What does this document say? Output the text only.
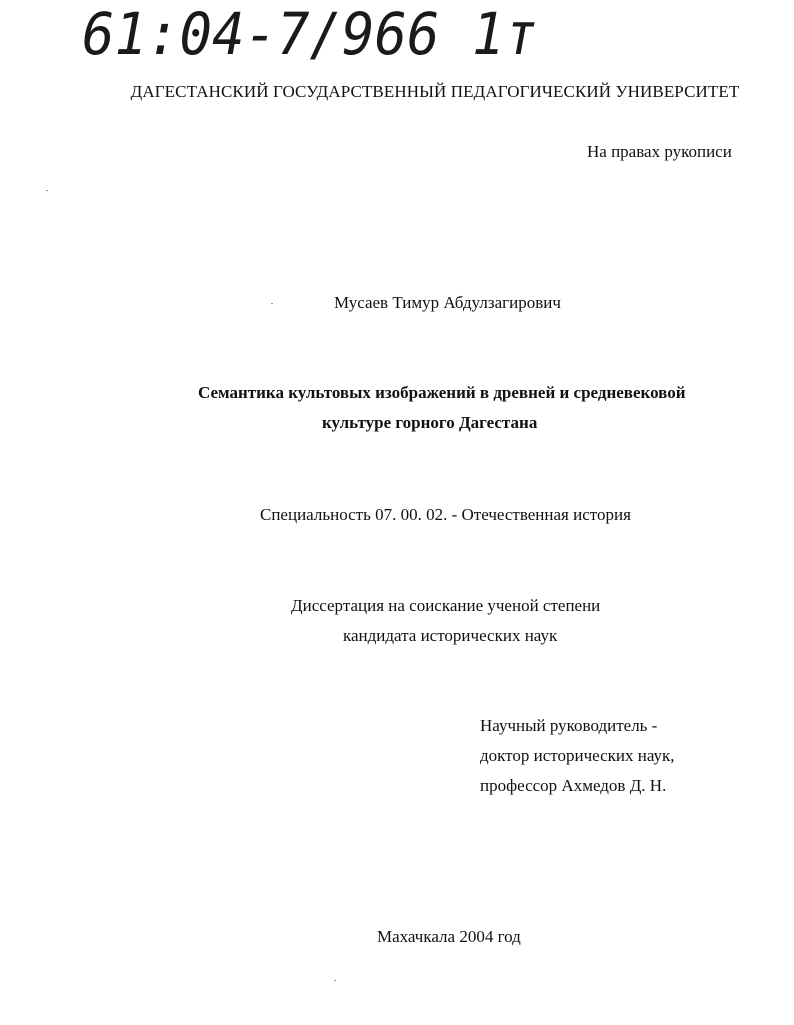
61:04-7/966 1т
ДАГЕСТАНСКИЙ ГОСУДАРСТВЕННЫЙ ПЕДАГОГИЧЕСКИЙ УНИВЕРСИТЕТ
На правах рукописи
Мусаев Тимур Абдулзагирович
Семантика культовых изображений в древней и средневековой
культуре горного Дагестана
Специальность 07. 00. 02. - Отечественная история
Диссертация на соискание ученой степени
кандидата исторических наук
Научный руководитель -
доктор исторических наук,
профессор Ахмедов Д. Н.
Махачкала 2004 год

________________________

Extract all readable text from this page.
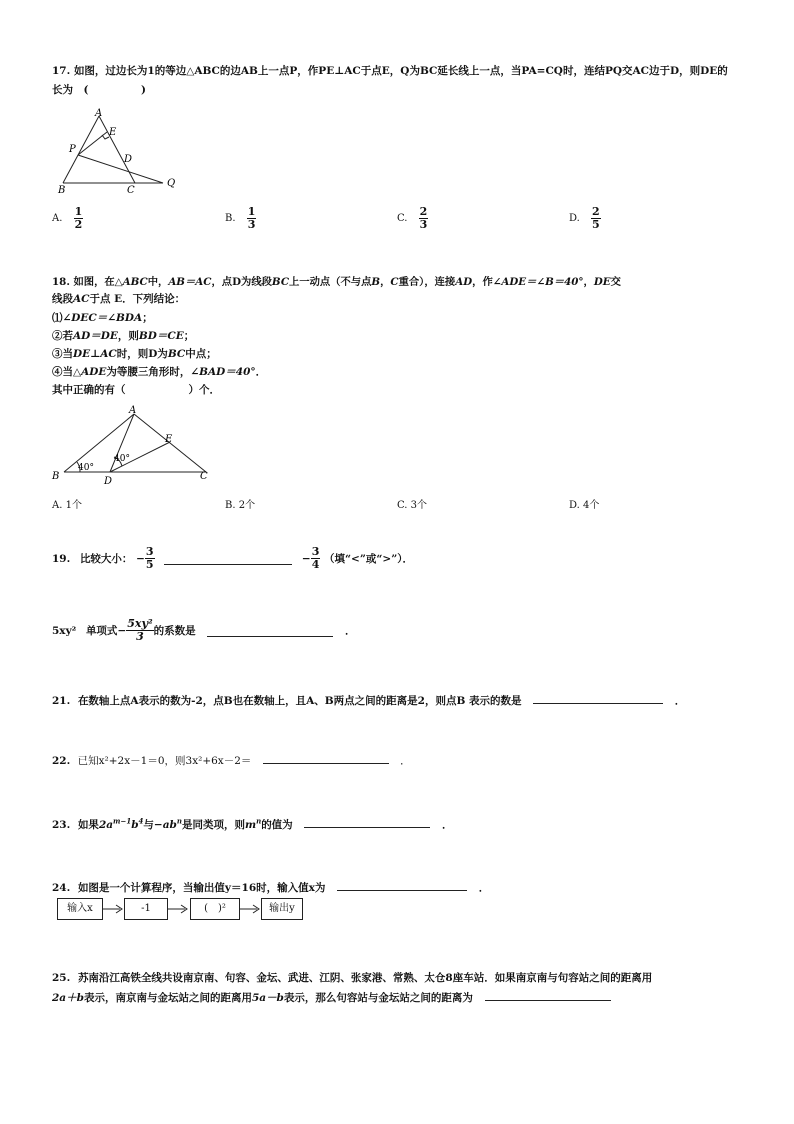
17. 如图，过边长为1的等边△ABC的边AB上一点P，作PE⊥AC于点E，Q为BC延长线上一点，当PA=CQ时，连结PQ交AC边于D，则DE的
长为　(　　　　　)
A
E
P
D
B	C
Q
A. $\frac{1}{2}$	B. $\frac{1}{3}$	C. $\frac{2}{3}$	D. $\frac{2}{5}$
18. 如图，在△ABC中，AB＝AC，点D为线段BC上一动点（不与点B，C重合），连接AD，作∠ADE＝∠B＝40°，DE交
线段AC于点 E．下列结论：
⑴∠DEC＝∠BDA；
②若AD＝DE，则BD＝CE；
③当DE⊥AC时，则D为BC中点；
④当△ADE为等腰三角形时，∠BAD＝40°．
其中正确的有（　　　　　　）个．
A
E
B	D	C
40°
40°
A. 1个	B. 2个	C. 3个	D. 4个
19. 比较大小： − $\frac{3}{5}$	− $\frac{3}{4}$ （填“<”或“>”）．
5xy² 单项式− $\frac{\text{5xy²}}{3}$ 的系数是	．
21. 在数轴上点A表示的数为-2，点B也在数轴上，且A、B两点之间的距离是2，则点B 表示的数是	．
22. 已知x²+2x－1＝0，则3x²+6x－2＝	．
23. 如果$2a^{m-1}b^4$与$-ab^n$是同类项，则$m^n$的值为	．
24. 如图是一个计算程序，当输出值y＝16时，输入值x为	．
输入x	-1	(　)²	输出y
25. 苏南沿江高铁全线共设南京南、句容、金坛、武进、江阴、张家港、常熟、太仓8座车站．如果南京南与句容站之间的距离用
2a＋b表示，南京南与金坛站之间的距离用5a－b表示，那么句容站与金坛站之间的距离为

________________________

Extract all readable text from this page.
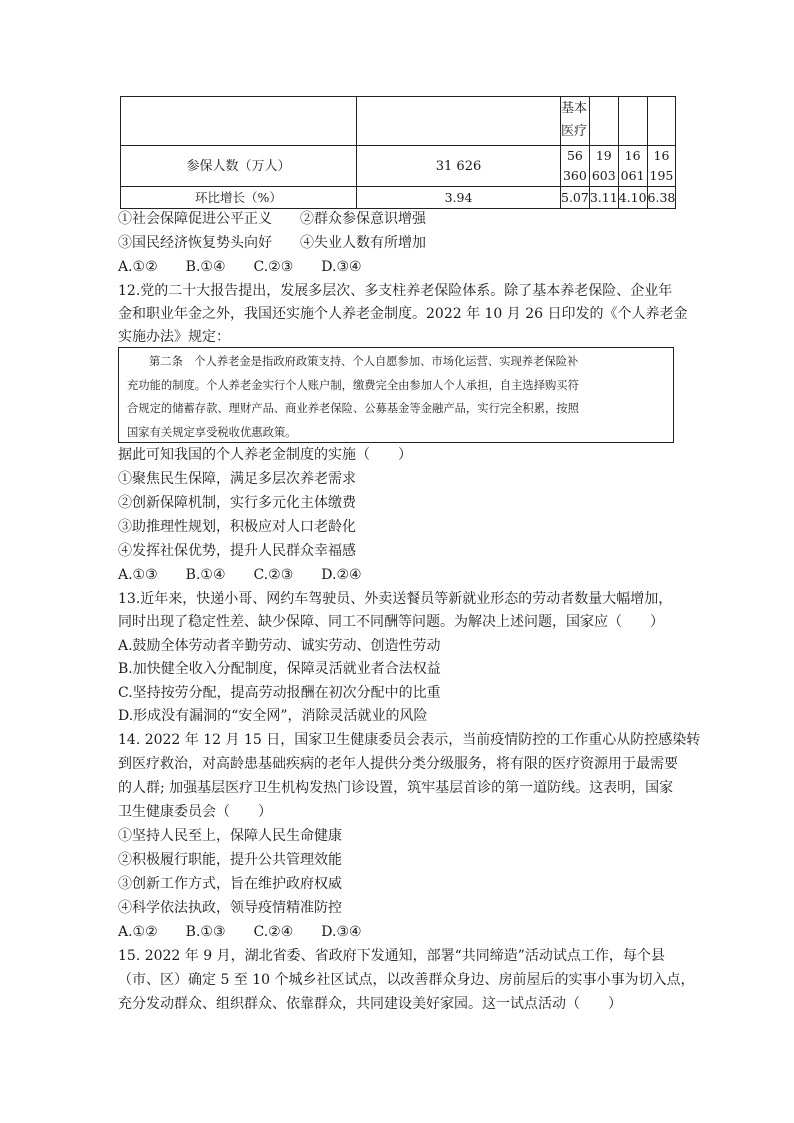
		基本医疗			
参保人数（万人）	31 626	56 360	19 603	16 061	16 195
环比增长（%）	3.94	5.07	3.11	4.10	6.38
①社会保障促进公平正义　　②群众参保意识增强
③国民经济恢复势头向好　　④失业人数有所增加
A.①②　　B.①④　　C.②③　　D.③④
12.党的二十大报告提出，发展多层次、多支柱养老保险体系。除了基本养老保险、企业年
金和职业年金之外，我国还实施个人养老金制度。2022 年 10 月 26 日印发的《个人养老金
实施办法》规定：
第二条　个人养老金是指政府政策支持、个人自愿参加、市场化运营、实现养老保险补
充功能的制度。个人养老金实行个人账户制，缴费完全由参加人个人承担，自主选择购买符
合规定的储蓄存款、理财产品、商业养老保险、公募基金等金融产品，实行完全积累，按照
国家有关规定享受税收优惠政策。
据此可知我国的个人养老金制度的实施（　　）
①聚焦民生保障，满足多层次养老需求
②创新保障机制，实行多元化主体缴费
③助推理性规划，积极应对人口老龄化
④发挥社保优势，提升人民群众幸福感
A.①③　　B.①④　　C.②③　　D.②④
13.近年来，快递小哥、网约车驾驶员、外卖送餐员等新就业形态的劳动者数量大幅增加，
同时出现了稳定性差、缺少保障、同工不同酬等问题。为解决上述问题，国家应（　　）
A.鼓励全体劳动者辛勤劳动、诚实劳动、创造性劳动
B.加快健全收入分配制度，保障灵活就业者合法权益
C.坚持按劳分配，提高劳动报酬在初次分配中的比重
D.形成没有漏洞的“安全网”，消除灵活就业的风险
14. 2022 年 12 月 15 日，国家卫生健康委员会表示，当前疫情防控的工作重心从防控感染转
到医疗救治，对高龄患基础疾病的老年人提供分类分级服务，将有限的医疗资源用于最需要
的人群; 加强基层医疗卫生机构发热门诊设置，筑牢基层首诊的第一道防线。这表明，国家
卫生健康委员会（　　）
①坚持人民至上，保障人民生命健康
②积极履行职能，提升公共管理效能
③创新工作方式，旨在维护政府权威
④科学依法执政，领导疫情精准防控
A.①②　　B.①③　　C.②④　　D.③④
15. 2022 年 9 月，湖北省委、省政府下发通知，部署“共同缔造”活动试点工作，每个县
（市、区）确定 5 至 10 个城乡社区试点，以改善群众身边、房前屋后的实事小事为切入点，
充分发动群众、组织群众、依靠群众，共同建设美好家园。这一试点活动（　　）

________________________

What the task asks:
From the listing above, copy every line that includes the word "исторических".

Exercise result:
кандидата исторических наук
доктор исторических наук,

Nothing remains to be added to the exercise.